Images do not belong in the copy. Retype all the entries below exactly.

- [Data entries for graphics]

********

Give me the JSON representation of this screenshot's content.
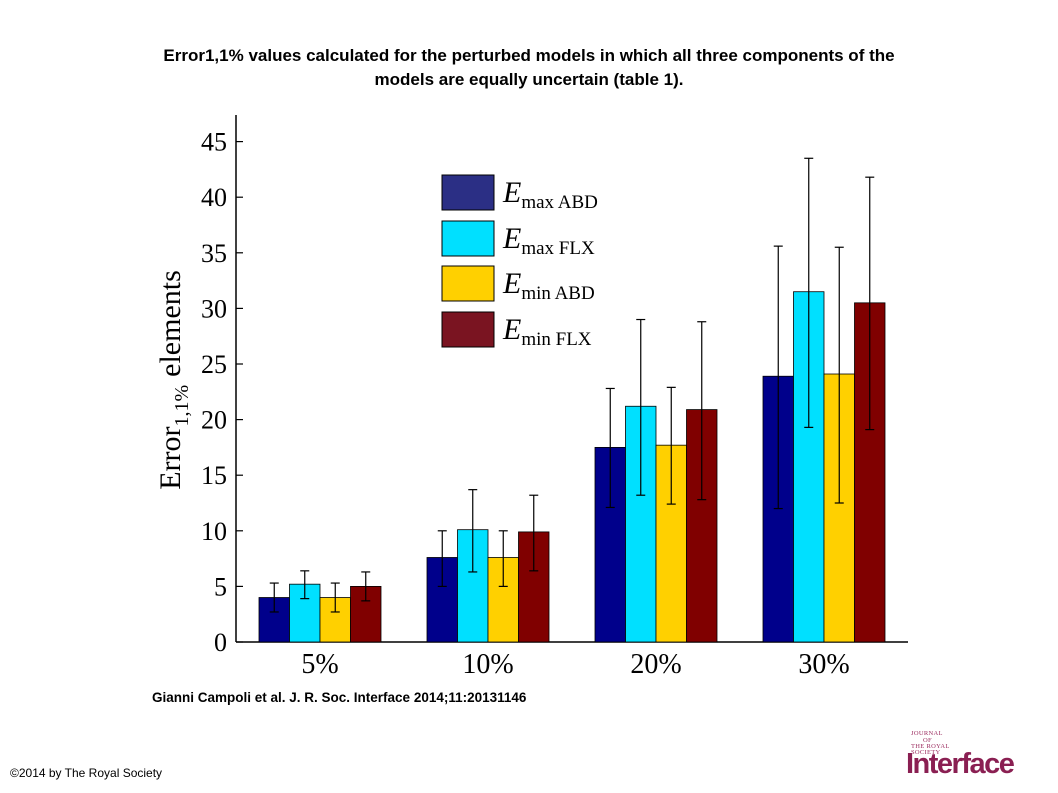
{
  "title_lines": [
    "Error1,1% values calculated for the perturbed models in which all three components of the",
    "models are equally uncertain (table 1)."
  ],
  "citation": "Gianni Campoli et al. J. R. Soc. Interface 2014;11:20131146",
  "copyright": "©2014 by The Royal Society",
  "logo": {
    "line1": "JOURNAL",
    "line2": "OF",
    "line3": "THE ROYAL",
    "line4": "SOCIETY",
    "word": "Interface",
    "color": "#8a1f52"
  },
  "chart_data": {
    "type": "bar",
    "categories": [
      "5%",
      "10%",
      "20%",
      "30%"
    ],
    "ylabel_main": "Error",
    "ylabel_sub": "1,1%",
    "ylabel_tail": "elements",
    "xlabel": "",
    "ylim": [
      0,
      47
    ],
    "yticks": [
      0,
      5,
      10,
      15,
      20,
      25,
      30,
      35,
      40,
      45
    ],
    "legend_position": "top-center",
    "series": [
      {
        "name_main": "E",
        "name_sub": "max ABD",
        "color": "#00008b",
        "values": [
          4.0,
          7.6,
          17.5,
          23.9
        ],
        "err_low": [
          2.7,
          5.0,
          12.1,
          12.0
        ],
        "err_high": [
          5.3,
          10.0,
          22.8,
          35.6
        ]
      },
      {
        "name_main": "E",
        "name_sub": "max FLX",
        "color": "#00e0ff",
        "values": [
          5.2,
          10.1,
          21.2,
          31.5
        ],
        "err_low": [
          3.9,
          6.3,
          13.2,
          19.3
        ],
        "err_high": [
          6.4,
          13.7,
          29.0,
          43.5
        ]
      },
      {
        "name_main": "E",
        "name_sub": "min ABD",
        "color": "#ffd000",
        "values": [
          4.0,
          7.6,
          17.7,
          24.1
        ],
        "err_low": [
          2.7,
          5.0,
          12.4,
          12.5
        ],
        "err_high": [
          5.3,
          10.0,
          22.9,
          35.5
        ]
      },
      {
        "name_main": "E",
        "name_sub": "min FLX",
        "color": "#800000",
        "values": [
          5.0,
          9.9,
          20.9,
          30.5
        ],
        "err_low": [
          3.7,
          6.4,
          12.8,
          19.1
        ],
        "err_high": [
          6.3,
          13.2,
          28.8,
          41.8
        ]
      }
    ]
  }
}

********

- [Solution for this exercise]
Give me the JSON representation of this screenshot's content.
{
  "title_lines": [
    "Error1,1% values calculated for the perturbed models in which all three components of the",
    "models are equally uncertain (table 1)."
  ],
  "citation": "Gianni Campoli et al. J. R. Soc. Interface 2014;11:20131146",
  "copyright": "©2014 by The Royal Society",
  "logo": {
    "line1": "JOURNAL",
    "line2": "OF",
    "line3": "THE ROYAL",
    "line4": "SOCIETY",
    "word": "Interface",
    "color": "#8a1f52"
  },
  "chart_data": {
    "type": "bar",
    "categories": [
      "5%",
      "10%",
      "20%",
      "30%"
    ],
    "ylabel_main": "Error",
    "ylabel_sub": "1,1%",
    "ylabel_tail": "elements",
    "xlabel": "",
    "ylim": [
      0,
      47
    ],
    "yticks": [
      0,
      5,
      10,
      15,
      20,
      25,
      30,
      35,
      40,
      45
    ],
    "legend_position": "top-center",
    "series": [
      {
        "name_main": "E",
        "name_sub": "max ABD",
        "color": "#00008b",
        "values": [
          4.0,
          7.6,
          17.5,
          23.9
        ],
        "err_low": [
          2.7,
          5.0,
          12.1,
          12.0
        ],
        "err_high": [
          5.3,
          10.0,
          22.8,
          35.6
        ]
      },
      {
        "name_main": "E",
        "name_sub": "max FLX",
        "color": "#00e0ff",
        "values": [
          5.2,
          10.1,
          21.2,
          31.5
        ],
        "err_low": [
          3.9,
          6.3,
          13.2,
          19.3
        ],
        "err_high": [
          6.4,
          13.7,
          29.0,
          43.5
        ]
      },
      {
        "name_main": "E",
        "name_sub": "min ABD",
        "color": "#ffd000",
        "values": [
          4.0,
          7.6,
          17.7,
          24.1
        ],
        "err_low": [
          2.7,
          5.0,
          12.4,
          12.5
        ],
        "err_high": [
          5.3,
          10.0,
          22.9,
          35.5
        ]
      },
      {
        "name_main": "E",
        "name_sub": "min FLX",
        "color": "#800000",
        "values": [
          5.0,
          9.9,
          20.9,
          30.5
        ],
        "err_low": [
          3.7,
          6.4,
          12.8,
          19.1
        ],
        "err_high": [
          6.3,
          13.2,
          28.8,
          41.8
        ]
      }
    ]
  }
}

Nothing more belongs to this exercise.